** THE PROBLEM **
Go through the listing and return every line with "object" in it.

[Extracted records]
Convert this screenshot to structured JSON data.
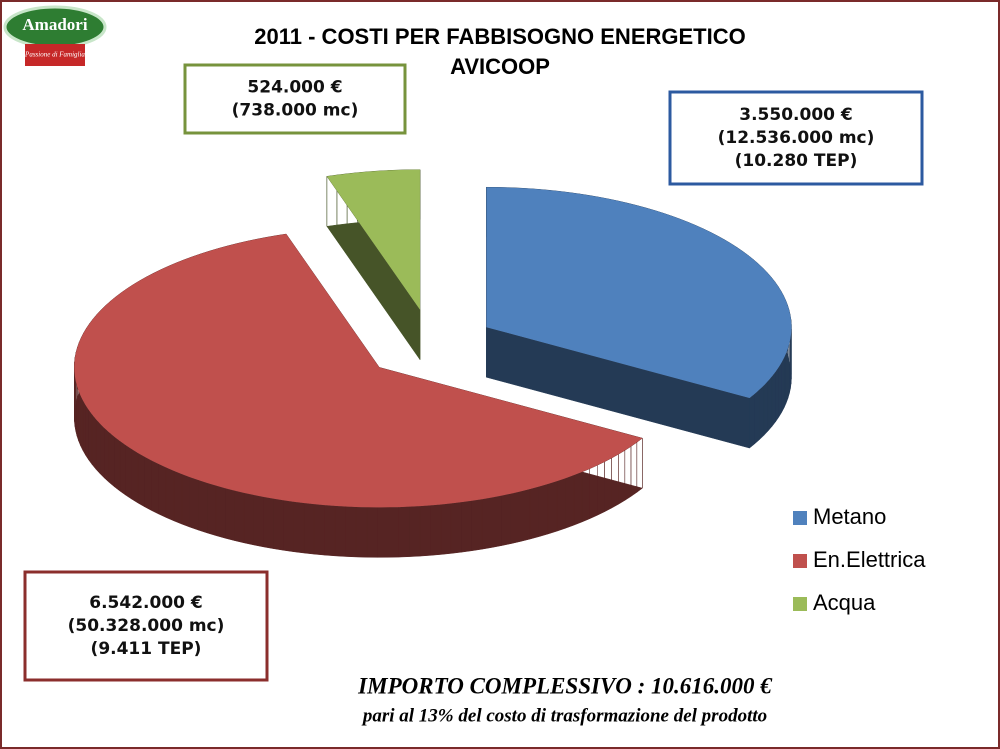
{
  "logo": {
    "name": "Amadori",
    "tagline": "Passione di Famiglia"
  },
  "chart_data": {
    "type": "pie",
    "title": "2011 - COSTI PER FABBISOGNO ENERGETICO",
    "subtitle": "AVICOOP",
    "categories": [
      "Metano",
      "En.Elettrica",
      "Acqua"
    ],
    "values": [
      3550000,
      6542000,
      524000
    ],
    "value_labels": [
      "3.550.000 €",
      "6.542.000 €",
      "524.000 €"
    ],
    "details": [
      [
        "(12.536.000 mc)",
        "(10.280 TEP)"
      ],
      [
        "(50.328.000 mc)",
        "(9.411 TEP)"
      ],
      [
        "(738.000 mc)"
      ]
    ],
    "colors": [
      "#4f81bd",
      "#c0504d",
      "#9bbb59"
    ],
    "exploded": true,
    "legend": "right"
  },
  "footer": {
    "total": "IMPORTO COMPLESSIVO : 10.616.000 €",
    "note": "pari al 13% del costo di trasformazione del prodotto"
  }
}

* * *

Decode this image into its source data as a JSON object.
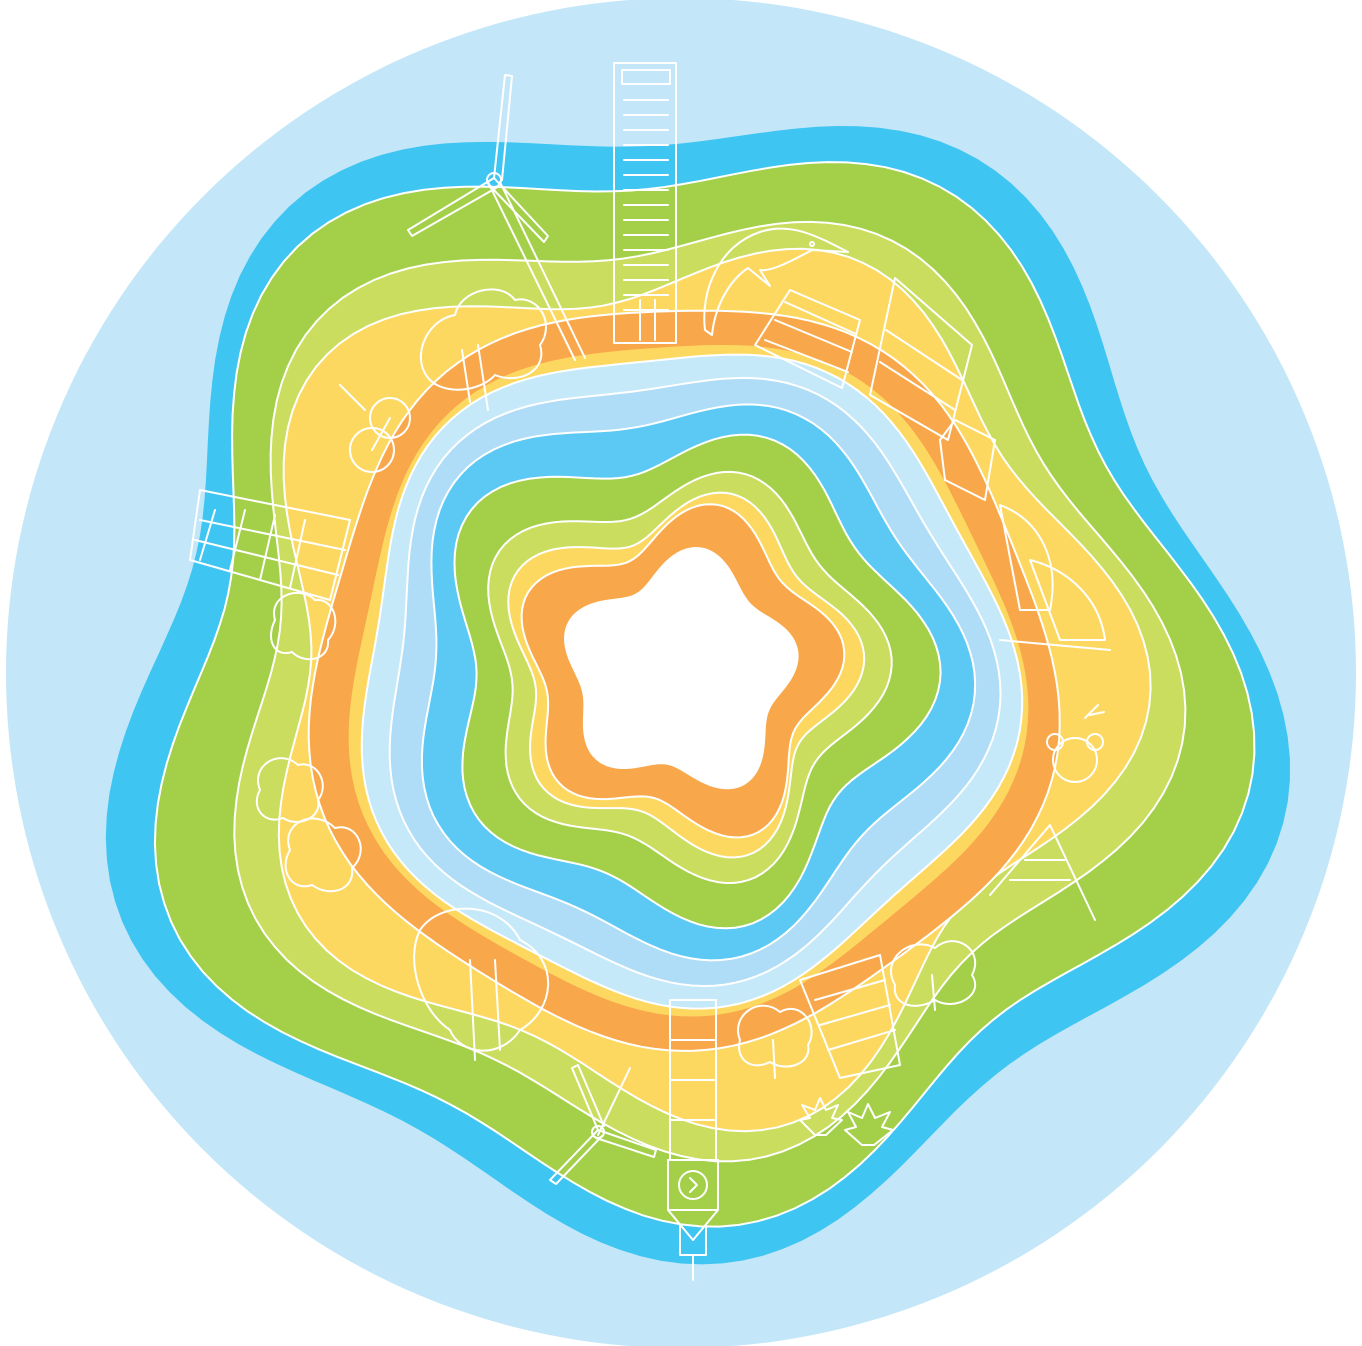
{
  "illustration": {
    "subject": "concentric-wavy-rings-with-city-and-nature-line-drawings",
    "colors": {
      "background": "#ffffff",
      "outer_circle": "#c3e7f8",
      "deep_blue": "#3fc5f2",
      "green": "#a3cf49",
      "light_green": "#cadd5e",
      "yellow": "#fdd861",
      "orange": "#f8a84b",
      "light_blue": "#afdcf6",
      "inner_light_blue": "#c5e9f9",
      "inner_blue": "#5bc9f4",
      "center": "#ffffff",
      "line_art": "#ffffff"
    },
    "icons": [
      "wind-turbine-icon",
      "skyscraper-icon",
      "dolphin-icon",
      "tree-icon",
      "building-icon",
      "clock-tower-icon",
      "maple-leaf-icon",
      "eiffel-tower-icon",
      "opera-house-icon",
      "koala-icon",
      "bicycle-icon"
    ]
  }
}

* * *

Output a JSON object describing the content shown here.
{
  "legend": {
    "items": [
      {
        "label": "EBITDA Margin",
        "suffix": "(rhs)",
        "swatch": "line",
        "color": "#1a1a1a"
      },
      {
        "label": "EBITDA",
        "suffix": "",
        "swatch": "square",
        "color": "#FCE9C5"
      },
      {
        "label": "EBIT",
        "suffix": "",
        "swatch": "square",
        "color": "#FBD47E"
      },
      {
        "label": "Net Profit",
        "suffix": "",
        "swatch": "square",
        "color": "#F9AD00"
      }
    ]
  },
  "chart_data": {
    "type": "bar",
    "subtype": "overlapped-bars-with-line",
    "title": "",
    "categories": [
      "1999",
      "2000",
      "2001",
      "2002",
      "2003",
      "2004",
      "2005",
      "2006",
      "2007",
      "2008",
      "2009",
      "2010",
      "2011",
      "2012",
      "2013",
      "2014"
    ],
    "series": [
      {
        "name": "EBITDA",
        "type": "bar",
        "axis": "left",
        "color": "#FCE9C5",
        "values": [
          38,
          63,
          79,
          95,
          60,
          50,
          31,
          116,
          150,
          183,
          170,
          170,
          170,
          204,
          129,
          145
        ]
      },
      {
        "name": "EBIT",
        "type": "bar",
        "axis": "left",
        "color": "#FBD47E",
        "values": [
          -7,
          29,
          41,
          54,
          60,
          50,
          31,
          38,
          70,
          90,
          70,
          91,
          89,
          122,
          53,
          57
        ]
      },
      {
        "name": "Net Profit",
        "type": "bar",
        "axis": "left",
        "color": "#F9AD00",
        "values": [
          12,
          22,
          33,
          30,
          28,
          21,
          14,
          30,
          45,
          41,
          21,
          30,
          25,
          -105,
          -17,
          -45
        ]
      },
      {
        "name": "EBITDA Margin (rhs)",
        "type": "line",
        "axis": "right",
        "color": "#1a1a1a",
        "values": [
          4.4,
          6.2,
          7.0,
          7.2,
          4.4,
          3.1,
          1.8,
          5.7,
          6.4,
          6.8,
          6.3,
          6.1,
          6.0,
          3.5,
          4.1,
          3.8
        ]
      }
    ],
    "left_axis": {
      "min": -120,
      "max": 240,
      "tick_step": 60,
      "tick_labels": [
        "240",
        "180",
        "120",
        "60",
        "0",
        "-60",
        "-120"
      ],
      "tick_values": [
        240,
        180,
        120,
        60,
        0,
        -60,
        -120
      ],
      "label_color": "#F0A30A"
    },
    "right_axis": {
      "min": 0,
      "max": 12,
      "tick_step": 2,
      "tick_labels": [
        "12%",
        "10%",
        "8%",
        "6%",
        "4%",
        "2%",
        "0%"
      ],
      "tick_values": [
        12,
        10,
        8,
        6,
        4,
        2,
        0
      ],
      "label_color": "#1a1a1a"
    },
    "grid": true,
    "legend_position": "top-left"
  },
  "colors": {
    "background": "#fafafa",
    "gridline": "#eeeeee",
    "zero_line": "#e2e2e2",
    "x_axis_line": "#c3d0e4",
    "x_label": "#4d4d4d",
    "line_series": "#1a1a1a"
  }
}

** ANSWER BELOW **
Decode this image into its source data as a JSON object.
Output a JSON object describing the content shown here.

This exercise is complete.